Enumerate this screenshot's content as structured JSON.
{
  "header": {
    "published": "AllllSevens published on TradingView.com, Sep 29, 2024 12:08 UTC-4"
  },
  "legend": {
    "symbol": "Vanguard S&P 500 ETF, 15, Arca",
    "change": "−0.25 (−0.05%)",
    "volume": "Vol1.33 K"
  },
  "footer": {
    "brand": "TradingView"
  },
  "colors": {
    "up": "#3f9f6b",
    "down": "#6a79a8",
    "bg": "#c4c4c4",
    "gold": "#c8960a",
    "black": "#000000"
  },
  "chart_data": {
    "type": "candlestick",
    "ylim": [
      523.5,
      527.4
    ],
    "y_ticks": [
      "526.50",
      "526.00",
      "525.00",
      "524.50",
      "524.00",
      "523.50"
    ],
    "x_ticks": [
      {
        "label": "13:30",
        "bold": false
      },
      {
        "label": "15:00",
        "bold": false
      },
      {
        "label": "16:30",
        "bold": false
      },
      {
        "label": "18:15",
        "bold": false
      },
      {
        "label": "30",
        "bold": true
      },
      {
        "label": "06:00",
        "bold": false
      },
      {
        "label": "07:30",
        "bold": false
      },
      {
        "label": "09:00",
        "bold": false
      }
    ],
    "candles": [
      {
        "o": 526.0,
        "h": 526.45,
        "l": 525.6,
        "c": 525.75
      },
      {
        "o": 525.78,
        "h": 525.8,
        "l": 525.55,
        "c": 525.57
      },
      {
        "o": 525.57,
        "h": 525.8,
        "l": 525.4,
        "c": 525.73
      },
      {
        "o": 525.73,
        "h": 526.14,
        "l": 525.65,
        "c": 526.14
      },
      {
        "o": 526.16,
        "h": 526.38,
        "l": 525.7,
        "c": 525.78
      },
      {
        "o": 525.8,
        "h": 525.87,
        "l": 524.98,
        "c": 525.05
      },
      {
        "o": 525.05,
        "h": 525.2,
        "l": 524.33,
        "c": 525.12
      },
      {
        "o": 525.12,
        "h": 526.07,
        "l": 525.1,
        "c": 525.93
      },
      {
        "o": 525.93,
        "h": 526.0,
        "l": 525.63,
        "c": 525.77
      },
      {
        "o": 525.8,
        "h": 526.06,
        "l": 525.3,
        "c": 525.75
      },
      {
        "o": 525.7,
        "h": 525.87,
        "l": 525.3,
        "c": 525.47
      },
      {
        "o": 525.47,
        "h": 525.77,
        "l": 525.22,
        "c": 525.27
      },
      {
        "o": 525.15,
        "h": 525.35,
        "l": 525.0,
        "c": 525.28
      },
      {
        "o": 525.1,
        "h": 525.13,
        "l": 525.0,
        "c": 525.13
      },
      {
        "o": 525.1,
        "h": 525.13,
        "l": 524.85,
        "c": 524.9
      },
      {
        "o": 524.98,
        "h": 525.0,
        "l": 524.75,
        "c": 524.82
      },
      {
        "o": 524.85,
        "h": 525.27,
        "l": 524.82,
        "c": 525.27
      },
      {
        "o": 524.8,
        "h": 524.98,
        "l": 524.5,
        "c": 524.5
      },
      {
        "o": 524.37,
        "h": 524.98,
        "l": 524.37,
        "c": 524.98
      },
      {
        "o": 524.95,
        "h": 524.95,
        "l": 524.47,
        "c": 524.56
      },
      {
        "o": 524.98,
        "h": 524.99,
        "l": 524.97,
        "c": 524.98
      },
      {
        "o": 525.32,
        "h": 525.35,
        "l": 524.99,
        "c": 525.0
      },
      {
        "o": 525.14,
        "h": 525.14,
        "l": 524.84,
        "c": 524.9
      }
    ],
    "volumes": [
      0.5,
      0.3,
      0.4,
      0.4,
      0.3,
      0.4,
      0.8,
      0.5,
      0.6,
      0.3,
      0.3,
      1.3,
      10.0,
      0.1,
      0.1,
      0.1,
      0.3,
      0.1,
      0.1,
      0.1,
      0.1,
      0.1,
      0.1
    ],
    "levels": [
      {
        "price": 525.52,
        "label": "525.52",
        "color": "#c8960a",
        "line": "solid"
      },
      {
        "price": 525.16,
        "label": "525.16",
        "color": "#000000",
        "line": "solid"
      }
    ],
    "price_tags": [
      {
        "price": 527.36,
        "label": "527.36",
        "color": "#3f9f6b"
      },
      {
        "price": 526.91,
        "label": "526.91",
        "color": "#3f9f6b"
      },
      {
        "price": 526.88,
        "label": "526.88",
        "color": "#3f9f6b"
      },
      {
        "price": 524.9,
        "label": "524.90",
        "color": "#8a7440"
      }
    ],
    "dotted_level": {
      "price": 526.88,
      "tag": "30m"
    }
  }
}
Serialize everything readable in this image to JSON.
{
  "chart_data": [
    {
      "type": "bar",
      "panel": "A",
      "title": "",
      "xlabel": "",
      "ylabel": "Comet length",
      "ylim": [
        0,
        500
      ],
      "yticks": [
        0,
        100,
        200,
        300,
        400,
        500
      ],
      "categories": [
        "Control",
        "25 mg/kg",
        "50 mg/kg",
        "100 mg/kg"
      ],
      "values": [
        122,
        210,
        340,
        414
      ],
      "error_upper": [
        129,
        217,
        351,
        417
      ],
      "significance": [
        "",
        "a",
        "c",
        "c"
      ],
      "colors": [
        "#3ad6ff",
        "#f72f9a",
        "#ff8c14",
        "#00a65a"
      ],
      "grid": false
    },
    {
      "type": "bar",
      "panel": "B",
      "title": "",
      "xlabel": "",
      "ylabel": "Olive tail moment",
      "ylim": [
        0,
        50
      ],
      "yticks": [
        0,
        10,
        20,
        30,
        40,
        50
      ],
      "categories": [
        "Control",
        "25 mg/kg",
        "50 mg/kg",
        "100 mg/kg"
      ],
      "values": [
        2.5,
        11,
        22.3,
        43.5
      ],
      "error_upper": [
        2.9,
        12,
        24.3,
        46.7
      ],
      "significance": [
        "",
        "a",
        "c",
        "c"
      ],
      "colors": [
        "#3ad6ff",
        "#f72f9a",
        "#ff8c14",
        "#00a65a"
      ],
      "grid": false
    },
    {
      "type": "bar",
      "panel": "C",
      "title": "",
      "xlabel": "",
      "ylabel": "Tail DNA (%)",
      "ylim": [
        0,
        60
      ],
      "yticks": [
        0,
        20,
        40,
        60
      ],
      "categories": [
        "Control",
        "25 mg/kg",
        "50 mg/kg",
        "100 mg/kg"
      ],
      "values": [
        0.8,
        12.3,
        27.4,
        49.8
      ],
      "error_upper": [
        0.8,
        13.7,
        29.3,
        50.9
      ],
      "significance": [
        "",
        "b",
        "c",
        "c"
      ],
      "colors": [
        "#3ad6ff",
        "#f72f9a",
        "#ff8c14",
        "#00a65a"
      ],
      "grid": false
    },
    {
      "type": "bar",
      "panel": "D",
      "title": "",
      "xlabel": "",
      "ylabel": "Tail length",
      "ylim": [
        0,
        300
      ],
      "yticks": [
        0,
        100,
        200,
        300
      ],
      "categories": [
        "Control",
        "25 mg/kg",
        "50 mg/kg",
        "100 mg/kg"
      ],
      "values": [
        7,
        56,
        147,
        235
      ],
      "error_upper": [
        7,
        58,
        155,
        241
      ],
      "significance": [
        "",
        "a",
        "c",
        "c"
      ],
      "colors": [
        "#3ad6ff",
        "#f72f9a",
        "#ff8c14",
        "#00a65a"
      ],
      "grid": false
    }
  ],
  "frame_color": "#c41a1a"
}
-=-=-=-=-
--- What is expected ---
Return all of the entries exactly as written.

--- Task response ---
Enumerate this screenshot's content as structured JSON.
{
  "header": {
    "published": "AllllSevens published on TradingView.com, Sep 29, 2024 12:08 UTC-4"
  },
  "legend": {
    "symbol": "Vanguard S&P 500 ETF, 15, Arca",
    "change": "−0.25 (−0.05%)",
    "volume": "Vol1.33 K"
  },
  "footer": {
    "brand": "TradingView"
  },
  "colors": {
    "up": "#3f9f6b",
    "down": "#6a79a8",
    "bg": "#c4c4c4",
    "gold": "#c8960a",
    "black": "#000000"
  },
  "chart_data": {
    "type": "candlestick",
    "ylim": [
      523.5,
      527.4
    ],
    "y_ticks": [
      "526.50",
      "526.00",
      "525.00",
      "524.50",
      "524.00",
      "523.50"
    ],
    "x_ticks": [
      {
        "label": "13:30",
        "bold": false
      },
      {
        "label": "15:00",
        "bold": false
      },
      {
        "label": "16:30",
        "bold": false
      },
      {
        "label": "18:15",
        "bold": false
      },
      {
        "label": "30",
        "bold": true
      },
      {
        "label": "06:00",
        "bold": false
      },
      {
        "label": "07:30",
        "bold": false
      },
      {
        "label": "09:00",
        "bold": false
      }
    ],
    "candles": [
      {
        "o": 526.0,
        "h": 526.45,
        "l": 525.6,
        "c": 525.75
      },
      {
        "o": 525.78,
        "h": 525.8,
        "l": 525.55,
        "c": 525.57
      },
      {
        "o": 525.57,
        "h": 525.8,
        "l": 525.4,
        "c": 525.73
      },
      {
        "o": 525.73,
        "h": 526.14,
        "l": 525.65,
        "c": 526.14
      },
      {
        "o": 526.16,
        "h": 526.38,
        "l": 525.7,
        "c": 525.78
      },
      {
        "o": 525.8,
        "h": 525.87,
        "l": 524.98,
        "c": 525.05
      },
      {
        "o": 525.05,
        "h": 525.2,
        "l": 524.33,
        "c": 525.12
      },
      {
        "o": 525.12,
        "h": 526.07,
        "l": 525.1,
        "c": 525.93
      },
      {
        "o": 525.93,
        "h": 526.0,
        "l": 525.63,
        "c": 525.77
      },
      {
        "o": 525.8,
        "h": 526.06,
        "l": 525.3,
        "c": 525.75
      },
      {
        "o": 525.7,
        "h": 525.87,
        "l": 525.3,
        "c": 525.47
      },
      {
        "o": 525.47,
        "h": 525.77,
        "l": 525.22,
        "c": 525.27
      },
      {
        "o": 525.15,
        "h": 525.35,
        "l": 525.0,
        "c": 525.28
      },
      {
        "o": 525.1,
        "h": 525.13,
        "l": 525.0,
        "c": 525.13
      },
      {
        "o": 525.1,
        "h": 525.13,
        "l": 524.85,
        "c": 524.9
      },
      {
        "o": 524.98,
        "h": 525.0,
        "l": 524.75,
        "c": 524.82
      },
      {
        "o": 524.85,
        "h": 525.27,
        "l": 524.82,
        "c": 525.27
      },
      {
        "o": 524.8,
        "h": 524.98,
        "l": 524.5,
        "c": 524.5
      },
      {
        "o": 524.37,
        "h": 524.98,
        "l": 524.37,
        "c": 524.98
      },
      {
        "o": 524.95,
        "h": 524.95,
        "l": 524.47,
        "c": 524.56
      },
      {
        "o": 524.98,
        "h": 524.99,
        "l": 524.97,
        "c": 524.98
      },
      {
        "o": 525.32,
        "h": 525.35,
        "l": 524.99,
        "c": 525.0
      },
      {
        "o": 525.14,
        "h": 525.14,
        "l": 524.84,
        "c": 524.9
      }
    ],
    "volumes": [
      0.5,
      0.3,
      0.4,
      0.4,
      0.3,
      0.4,
      0.8,
      0.5,
      0.6,
      0.3,
      0.3,
      1.3,
      10.0,
      0.1,
      0.1,
      0.1,
      0.3,
      0.1,
      0.1,
      0.1,
      0.1,
      0.1,
      0.1
    ],
    "levels": [
      {
        "price": 525.52,
        "label": "525.52",
        "color": "#c8960a",
        "line": "solid"
      },
      {
        "price": 525.16,
        "label": "525.16",
        "color": "#000000",
        "line": "solid"
      }
    ],
    "price_tags": [
      {
        "price": 527.36,
        "label": "527.36",
        "color": "#3f9f6b"
      },
      {
        "price": 526.91,
        "label": "526.91",
        "color": "#3f9f6b"
      },
      {
        "price": 526.88,
        "label": "526.88",
        "color": "#3f9f6b"
      },
      {
        "price": 524.9,
        "label": "524.90",
        "color": "#8a7440"
      }
    ],
    "dotted_level": {
      "price": 526.88,
      "tag": "30m"
    }
  }
}
Serialize everything readable in this image to JSON.
{
  "chart_data": [
    {
      "type": "bar",
      "panel": "A",
      "title": "",
      "xlabel": "",
      "ylabel": "Comet length",
      "ylim": [
        0,
        500
      ],
      "yticks": [
        0,
        100,
        200,
        300,
        400,
        500
      ],
      "categories": [
        "Control",
        "25 mg/kg",
        "50 mg/kg",
        "100 mg/kg"
      ],
      "values": [
        122,
        210,
        340,
        414
      ],
      "error_upper": [
        129,
        217,
        351,
        417
      ],
      "significance": [
        "",
        "a",
        "c",
        "c"
      ],
      "colors": [
        "#3ad6ff",
        "#f72f9a",
        "#ff8c14",
        "#00a65a"
      ],
      "grid": false
    },
    {
      "type": "bar",
      "panel": "B",
      "title": "",
      "xlabel": "",
      "ylabel": "Olive tail moment",
      "ylim": [
        0,
        50
      ],
      "yticks": [
        0,
        10,
        20,
        30,
        40,
        50
      ],
      "categories": [
        "Control",
        "25 mg/kg",
        "50 mg/kg",
        "100 mg/kg"
      ],
      "values": [
        2.5,
        11,
        22.3,
        43.5
      ],
      "error_upper": [
        2.9,
        12,
        24.3,
        46.7
      ],
      "significance": [
        "",
        "a",
        "c",
        "c"
      ],
      "colors": [
        "#3ad6ff",
        "#f72f9a",
        "#ff8c14",
        "#00a65a"
      ],
      "grid": false
    },
    {
      "type": "bar",
      "panel": "C",
      "title": "",
      "xlabel": "",
      "ylabel": "Tail DNA (%)",
      "ylim": [
        0,
        60
      ],
      "yticks": [
        0,
        20,
        40,
        60
      ],
      "categories": [
        "Control",
        "25 mg/kg",
        "50 mg/kg",
        "100 mg/kg"
      ],
      "values": [
        0.8,
        12.3,
        27.4,
        49.8
      ],
      "error_upper": [
        0.8,
        13.7,
        29.3,
        50.9
      ],
      "significance": [
        "",
        "b",
        "c",
        "c"
      ],
      "colors": [
        "#3ad6ff",
        "#f72f9a",
        "#ff8c14",
        "#00a65a"
      ],
      "grid": false
    },
    {
      "type": "bar",
      "panel": "D",
      "title": "",
      "xlabel": "",
      "ylabel": "Tail length",
      "ylim": [
        0,
        300
      ],
      "yticks": [
        0,
        100,
        200,
        300
      ],
      "categories": [
        "Control",
        "25 mg/kg",
        "50 mg/kg",
        "100 mg/kg"
      ],
      "values": [
        7,
        56,
        147,
        235
      ],
      "error_upper": [
        7,
        58,
        155,
        241
      ],
      "significance": [
        "",
        "a",
        "c",
        "c"
      ],
      "colors": [
        "#3ad6ff",
        "#f72f9a",
        "#ff8c14",
        "#00a65a"
      ],
      "grid": false
    }
  ],
  "frame_color": "#c41a1a"
}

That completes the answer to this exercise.